Directions: Your task is to print all of the data word for word.

━━━━━━

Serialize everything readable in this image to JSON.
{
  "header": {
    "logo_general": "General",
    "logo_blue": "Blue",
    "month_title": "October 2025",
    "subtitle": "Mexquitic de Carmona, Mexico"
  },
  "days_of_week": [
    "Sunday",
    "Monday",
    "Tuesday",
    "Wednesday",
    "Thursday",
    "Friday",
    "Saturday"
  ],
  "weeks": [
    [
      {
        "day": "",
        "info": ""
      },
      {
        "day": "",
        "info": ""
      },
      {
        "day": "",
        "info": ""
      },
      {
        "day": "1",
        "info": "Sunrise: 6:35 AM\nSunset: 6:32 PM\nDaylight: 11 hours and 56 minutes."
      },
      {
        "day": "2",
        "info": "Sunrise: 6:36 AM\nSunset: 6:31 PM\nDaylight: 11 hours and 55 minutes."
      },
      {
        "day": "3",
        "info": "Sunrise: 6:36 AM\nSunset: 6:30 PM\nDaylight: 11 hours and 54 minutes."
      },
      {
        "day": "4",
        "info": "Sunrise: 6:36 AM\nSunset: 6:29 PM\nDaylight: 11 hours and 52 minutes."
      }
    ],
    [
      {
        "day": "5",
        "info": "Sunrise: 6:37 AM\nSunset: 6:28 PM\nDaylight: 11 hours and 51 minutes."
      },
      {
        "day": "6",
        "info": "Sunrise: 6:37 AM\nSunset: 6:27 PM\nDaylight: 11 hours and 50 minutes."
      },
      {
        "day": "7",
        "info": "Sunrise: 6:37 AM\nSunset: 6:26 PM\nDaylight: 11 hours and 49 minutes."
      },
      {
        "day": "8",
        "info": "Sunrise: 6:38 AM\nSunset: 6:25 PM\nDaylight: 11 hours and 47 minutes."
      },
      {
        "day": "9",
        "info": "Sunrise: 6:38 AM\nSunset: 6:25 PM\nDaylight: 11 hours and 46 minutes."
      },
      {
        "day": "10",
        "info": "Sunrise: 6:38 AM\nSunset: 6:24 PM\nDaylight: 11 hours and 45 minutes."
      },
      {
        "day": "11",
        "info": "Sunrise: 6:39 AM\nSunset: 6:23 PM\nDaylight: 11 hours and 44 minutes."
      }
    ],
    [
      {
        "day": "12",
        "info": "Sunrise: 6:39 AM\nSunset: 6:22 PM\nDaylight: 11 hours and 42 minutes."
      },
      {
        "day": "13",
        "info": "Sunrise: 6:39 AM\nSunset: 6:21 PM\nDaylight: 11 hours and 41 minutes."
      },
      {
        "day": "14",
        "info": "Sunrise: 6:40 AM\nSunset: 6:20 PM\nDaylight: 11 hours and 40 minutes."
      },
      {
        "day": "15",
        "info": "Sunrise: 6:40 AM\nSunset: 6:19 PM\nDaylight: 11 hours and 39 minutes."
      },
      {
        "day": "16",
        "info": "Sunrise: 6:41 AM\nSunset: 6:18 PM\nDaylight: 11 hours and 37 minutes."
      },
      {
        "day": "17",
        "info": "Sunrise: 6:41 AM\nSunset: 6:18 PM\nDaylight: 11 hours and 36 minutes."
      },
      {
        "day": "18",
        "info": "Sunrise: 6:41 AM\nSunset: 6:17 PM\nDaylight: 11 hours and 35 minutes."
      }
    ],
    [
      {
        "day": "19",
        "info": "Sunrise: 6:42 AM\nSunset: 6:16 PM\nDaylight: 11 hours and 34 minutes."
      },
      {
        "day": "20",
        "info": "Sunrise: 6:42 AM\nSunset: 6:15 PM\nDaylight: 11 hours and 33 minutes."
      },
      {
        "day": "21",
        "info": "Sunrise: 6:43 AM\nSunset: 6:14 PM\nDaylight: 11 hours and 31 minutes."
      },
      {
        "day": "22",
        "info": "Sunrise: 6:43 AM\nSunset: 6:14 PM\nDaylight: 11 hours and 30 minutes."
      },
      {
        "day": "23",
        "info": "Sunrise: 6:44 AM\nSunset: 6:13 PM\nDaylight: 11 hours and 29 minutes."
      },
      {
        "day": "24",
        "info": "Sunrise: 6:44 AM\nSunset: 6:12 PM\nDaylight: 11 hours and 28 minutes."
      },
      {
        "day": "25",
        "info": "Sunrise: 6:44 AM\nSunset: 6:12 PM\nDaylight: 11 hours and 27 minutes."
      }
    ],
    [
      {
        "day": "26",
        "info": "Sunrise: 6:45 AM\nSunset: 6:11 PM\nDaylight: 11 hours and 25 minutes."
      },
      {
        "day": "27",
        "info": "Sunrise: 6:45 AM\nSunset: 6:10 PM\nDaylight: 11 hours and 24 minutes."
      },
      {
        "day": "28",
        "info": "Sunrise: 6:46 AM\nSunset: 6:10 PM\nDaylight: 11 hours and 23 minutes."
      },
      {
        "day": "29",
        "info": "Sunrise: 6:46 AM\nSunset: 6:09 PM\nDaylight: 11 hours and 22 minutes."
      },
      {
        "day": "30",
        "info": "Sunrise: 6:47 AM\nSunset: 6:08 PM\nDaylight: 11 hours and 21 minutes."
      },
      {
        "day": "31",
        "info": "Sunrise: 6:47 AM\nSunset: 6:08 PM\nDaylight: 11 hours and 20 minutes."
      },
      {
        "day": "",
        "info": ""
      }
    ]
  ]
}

━━━━━━

Task result:
Serialize everything readable in this image to JSON.
{
  "header": {
    "logo_general": "General",
    "logo_blue": "Blue",
    "month_title": "October 2025",
    "subtitle": "Mexquitic de Carmona, Mexico"
  },
  "days_of_week": [
    "Sunday",
    "Monday",
    "Tuesday",
    "Wednesday",
    "Thursday",
    "Friday",
    "Saturday"
  ],
  "weeks": [
    [
      {
        "day": "",
        "info": ""
      },
      {
        "day": "",
        "info": ""
      },
      {
        "day": "",
        "info": ""
      },
      {
        "day": "1",
        "info": "Sunrise: 6:35 AM\nSunset: 6:32 PM\nDaylight: 11 hours and 56 minutes."
      },
      {
        "day": "2",
        "info": "Sunrise: 6:36 AM\nSunset: 6:31 PM\nDaylight: 11 hours and 55 minutes."
      },
      {
        "day": "3",
        "info": "Sunrise: 6:36 AM\nSunset: 6:30 PM\nDaylight: 11 hours and 54 minutes."
      },
      {
        "day": "4",
        "info": "Sunrise: 6:36 AM\nSunset: 6:29 PM\nDaylight: 11 hours and 52 minutes."
      }
    ],
    [
      {
        "day": "5",
        "info": "Sunrise: 6:37 AM\nSunset: 6:28 PM\nDaylight: 11 hours and 51 minutes."
      },
      {
        "day": "6",
        "info": "Sunrise: 6:37 AM\nSunset: 6:27 PM\nDaylight: 11 hours and 50 minutes."
      },
      {
        "day": "7",
        "info": "Sunrise: 6:37 AM\nSunset: 6:26 PM\nDaylight: 11 hours and 49 minutes."
      },
      {
        "day": "8",
        "info": "Sunrise: 6:38 AM\nSunset: 6:25 PM\nDaylight: 11 hours and 47 minutes."
      },
      {
        "day": "9",
        "info": "Sunrise: 6:38 AM\nSunset: 6:25 PM\nDaylight: 11 hours and 46 minutes."
      },
      {
        "day": "10",
        "info": "Sunrise: 6:38 AM\nSunset: 6:24 PM\nDaylight: 11 hours and 45 minutes."
      },
      {
        "day": "11",
        "info": "Sunrise: 6:39 AM\nSunset: 6:23 PM\nDaylight: 11 hours and 44 minutes."
      }
    ],
    [
      {
        "day": "12",
        "info": "Sunrise: 6:39 AM\nSunset: 6:22 PM\nDaylight: 11 hours and 42 minutes."
      },
      {
        "day": "13",
        "info": "Sunrise: 6:39 AM\nSunset: 6:21 PM\nDaylight: 11 hours and 41 minutes."
      },
      {
        "day": "14",
        "info": "Sunrise: 6:40 AM\nSunset: 6:20 PM\nDaylight: 11 hours and 40 minutes."
      },
      {
        "day": "15",
        "info": "Sunrise: 6:40 AM\nSunset: 6:19 PM\nDaylight: 11 hours and 39 minutes."
      },
      {
        "day": "16",
        "info": "Sunrise: 6:41 AM\nSunset: 6:18 PM\nDaylight: 11 hours and 37 minutes."
      },
      {
        "day": "17",
        "info": "Sunrise: 6:41 AM\nSunset: 6:18 PM\nDaylight: 11 hours and 36 minutes."
      },
      {
        "day": "18",
        "info": "Sunrise: 6:41 AM\nSunset: 6:17 PM\nDaylight: 11 hours and 35 minutes."
      }
    ],
    [
      {
        "day": "19",
        "info": "Sunrise: 6:42 AM\nSunset: 6:16 PM\nDaylight: 11 hours and 34 minutes."
      },
      {
        "day": "20",
        "info": "Sunrise: 6:42 AM\nSunset: 6:15 PM\nDaylight: 11 hours and 33 minutes."
      },
      {
        "day": "21",
        "info": "Sunrise: 6:43 AM\nSunset: 6:14 PM\nDaylight: 11 hours and 31 minutes."
      },
      {
        "day": "22",
        "info": "Sunrise: 6:43 AM\nSunset: 6:14 PM\nDaylight: 11 hours and 30 minutes."
      },
      {
        "day": "23",
        "info": "Sunrise: 6:44 AM\nSunset: 6:13 PM\nDaylight: 11 hours and 29 minutes."
      },
      {
        "day": "24",
        "info": "Sunrise: 6:44 AM\nSunset: 6:12 PM\nDaylight: 11 hours and 28 minutes."
      },
      {
        "day": "25",
        "info": "Sunrise: 6:44 AM\nSunset: 6:12 PM\nDaylight: 11 hours and 27 minutes."
      }
    ],
    [
      {
        "day": "26",
        "info": "Sunrise: 6:45 AM\nSunset: 6:11 PM\nDaylight: 11 hours and 25 minutes."
      },
      {
        "day": "27",
        "info": "Sunrise: 6:45 AM\nSunset: 6:10 PM\nDaylight: 11 hours and 24 minutes."
      },
      {
        "day": "28",
        "info": "Sunrise: 6:46 AM\nSunset: 6:10 PM\nDaylight: 11 hours and 23 minutes."
      },
      {
        "day": "29",
        "info": "Sunrise: 6:46 AM\nSunset: 6:09 PM\nDaylight: 11 hours and 22 minutes."
      },
      {
        "day": "30",
        "info": "Sunrise: 6:47 AM\nSunset: 6:08 PM\nDaylight: 11 hours and 21 minutes."
      },
      {
        "day": "31",
        "info": "Sunrise: 6:47 AM\nSunset: 6:08 PM\nDaylight: 11 hours and 20 minutes."
      },
      {
        "day": "",
        "info": ""
      }
    ]
  ]
}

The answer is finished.